-- begin DATA --

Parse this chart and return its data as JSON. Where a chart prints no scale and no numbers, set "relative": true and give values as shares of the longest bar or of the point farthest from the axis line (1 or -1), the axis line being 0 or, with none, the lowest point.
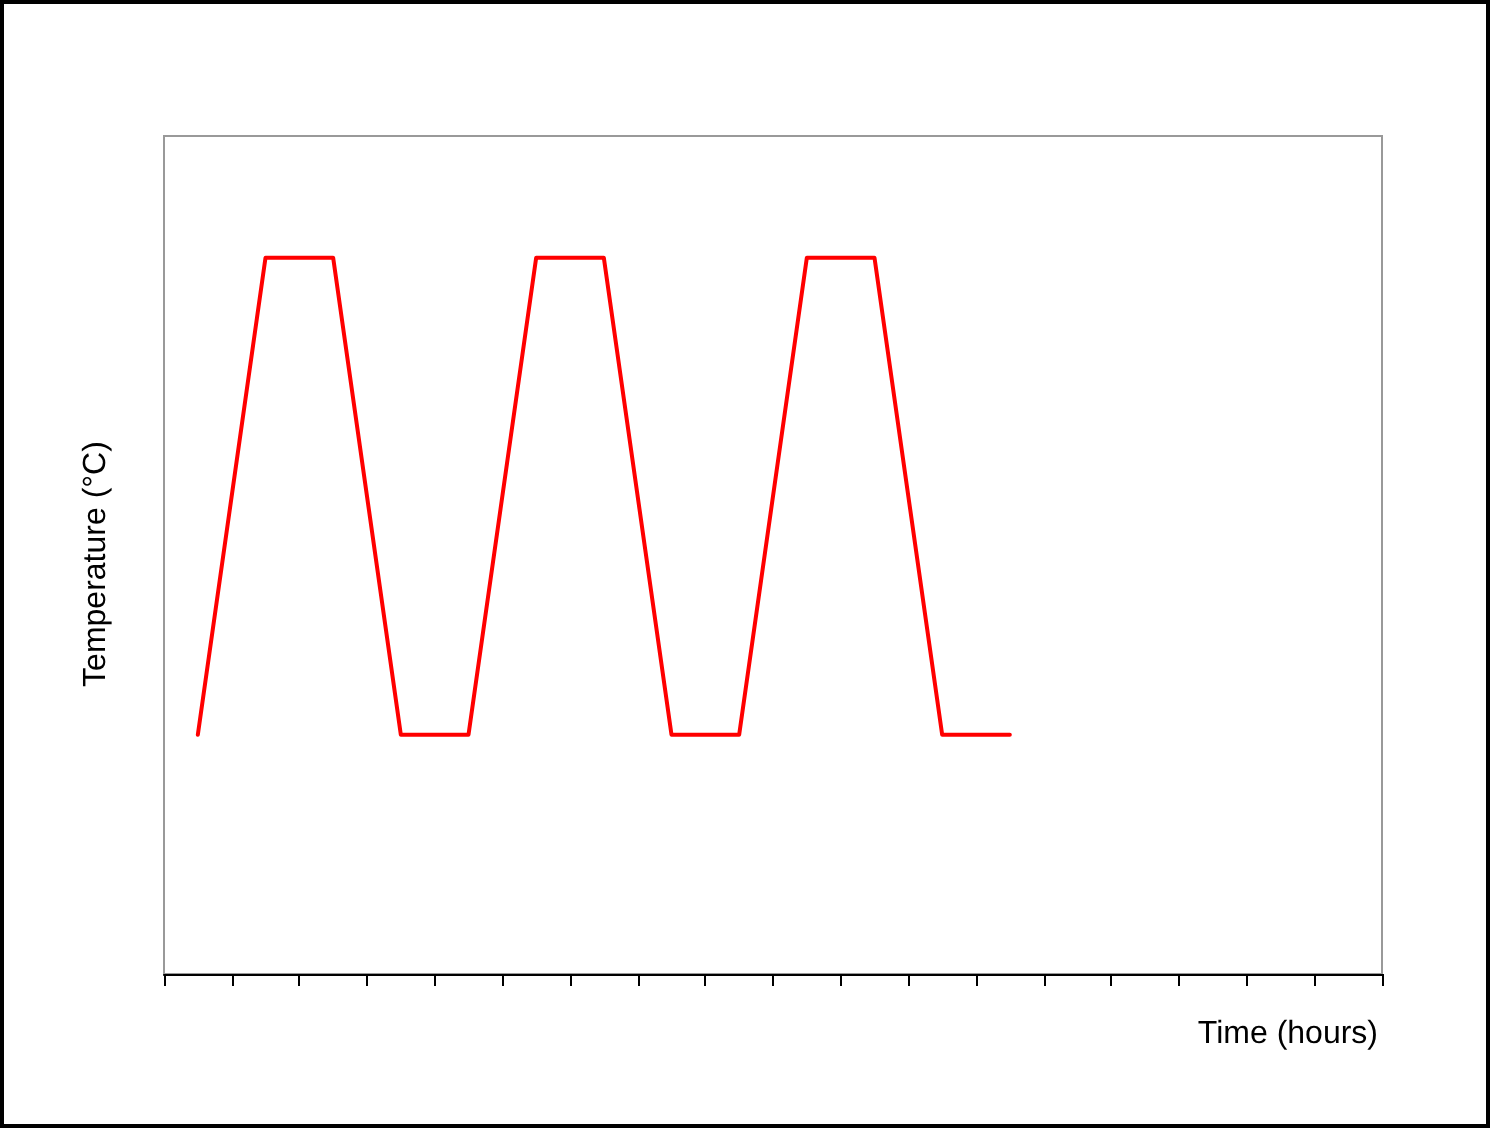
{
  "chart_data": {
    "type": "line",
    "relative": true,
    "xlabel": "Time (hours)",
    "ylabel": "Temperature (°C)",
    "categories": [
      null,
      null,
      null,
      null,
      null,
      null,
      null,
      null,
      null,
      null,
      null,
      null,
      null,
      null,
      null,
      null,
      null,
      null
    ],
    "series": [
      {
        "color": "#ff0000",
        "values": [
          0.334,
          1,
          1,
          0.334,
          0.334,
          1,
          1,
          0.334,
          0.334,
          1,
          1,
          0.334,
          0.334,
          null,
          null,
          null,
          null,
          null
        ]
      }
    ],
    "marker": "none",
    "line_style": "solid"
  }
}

-- end DATA --

_EXERCISE DESCRIPTION_:
Leave the pictures out and reproduce all of the records exactly.

_ANSWER BELOW_:
Parse this chart and return its data as JSON. Where a chart prints no scale and no numbers, set "relative": true and give values as shares of the longest bar or of the point farthest from the axis line (1 or -1), the axis line being 0 or, with none, the lowest point.
{
  "chart_data": {
    "type": "line",
    "relative": true,
    "xlabel": "Time (hours)",
    "ylabel": "Temperature (°C)",
    "categories": [
      null,
      null,
      null,
      null,
      null,
      null,
      null,
      null,
      null,
      null,
      null,
      null,
      null,
      null,
      null,
      null,
      null,
      null
    ],
    "series": [
      {
        "color": "#ff0000",
        "values": [
          0.334,
          1,
          1,
          0.334,
          0.334,
          1,
          1,
          0.334,
          0.334,
          1,
          1,
          0.334,
          0.334,
          null,
          null,
          null,
          null,
          null
        ]
      }
    ],
    "marker": "none",
    "line_style": "solid"
  }
}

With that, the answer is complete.